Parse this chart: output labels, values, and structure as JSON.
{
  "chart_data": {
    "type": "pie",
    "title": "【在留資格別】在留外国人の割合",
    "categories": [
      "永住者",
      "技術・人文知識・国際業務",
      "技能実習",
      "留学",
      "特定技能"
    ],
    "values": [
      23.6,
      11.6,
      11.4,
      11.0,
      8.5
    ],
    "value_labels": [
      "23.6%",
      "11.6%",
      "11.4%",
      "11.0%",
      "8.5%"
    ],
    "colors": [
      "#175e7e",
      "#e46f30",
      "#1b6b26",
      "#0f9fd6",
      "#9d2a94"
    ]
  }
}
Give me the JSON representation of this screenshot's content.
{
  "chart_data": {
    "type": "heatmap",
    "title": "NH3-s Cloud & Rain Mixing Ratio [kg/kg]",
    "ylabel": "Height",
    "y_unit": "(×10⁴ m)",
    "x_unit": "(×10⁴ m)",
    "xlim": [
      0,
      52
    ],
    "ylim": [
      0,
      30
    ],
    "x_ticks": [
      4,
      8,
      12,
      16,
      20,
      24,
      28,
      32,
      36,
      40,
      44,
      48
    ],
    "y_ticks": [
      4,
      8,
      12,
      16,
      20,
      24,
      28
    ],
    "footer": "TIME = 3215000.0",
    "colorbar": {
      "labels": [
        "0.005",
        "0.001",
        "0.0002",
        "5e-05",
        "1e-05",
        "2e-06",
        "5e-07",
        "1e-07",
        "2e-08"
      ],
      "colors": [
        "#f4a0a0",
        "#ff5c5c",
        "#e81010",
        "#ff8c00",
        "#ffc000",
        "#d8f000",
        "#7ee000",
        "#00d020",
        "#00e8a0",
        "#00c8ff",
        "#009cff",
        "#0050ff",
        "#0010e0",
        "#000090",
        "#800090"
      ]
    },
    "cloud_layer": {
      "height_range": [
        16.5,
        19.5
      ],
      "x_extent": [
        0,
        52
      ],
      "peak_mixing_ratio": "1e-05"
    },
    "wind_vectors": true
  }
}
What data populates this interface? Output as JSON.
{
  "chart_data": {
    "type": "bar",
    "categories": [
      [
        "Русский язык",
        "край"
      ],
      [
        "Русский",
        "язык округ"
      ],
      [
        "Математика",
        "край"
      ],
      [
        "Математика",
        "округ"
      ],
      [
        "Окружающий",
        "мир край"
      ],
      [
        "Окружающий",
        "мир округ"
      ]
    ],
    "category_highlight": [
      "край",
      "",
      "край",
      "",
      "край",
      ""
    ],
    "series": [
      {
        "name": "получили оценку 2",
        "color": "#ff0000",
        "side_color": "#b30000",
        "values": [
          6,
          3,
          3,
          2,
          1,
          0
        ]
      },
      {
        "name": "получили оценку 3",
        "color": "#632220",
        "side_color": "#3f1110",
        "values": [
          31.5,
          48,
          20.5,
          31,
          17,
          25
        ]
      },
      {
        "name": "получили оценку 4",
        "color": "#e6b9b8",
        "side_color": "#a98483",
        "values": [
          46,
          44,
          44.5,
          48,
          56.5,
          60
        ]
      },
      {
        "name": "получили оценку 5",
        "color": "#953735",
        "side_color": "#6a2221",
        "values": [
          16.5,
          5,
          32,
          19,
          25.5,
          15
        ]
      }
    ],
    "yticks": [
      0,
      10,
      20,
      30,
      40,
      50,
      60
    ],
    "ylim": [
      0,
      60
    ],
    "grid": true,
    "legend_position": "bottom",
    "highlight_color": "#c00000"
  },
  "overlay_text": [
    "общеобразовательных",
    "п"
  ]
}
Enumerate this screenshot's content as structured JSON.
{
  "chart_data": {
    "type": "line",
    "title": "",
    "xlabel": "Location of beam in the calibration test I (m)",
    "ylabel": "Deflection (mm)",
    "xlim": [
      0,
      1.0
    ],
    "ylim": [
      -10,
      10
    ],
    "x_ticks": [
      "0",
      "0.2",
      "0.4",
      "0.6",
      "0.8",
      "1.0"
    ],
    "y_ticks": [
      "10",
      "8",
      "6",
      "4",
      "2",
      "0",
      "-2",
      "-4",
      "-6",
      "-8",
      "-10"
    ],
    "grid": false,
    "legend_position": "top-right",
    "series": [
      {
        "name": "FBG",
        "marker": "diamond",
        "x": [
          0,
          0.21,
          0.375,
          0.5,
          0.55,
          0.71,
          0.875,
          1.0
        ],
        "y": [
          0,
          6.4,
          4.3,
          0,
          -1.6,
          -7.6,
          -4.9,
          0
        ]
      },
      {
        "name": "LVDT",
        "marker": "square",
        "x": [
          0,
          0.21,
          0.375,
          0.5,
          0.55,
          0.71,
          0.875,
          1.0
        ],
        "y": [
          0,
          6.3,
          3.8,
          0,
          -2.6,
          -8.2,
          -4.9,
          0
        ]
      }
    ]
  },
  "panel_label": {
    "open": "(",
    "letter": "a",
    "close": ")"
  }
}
::::
Task statement ▸ Report how many lines of the entries hold the string "ylabel". Provide the number alone.

Written solution ▸ 2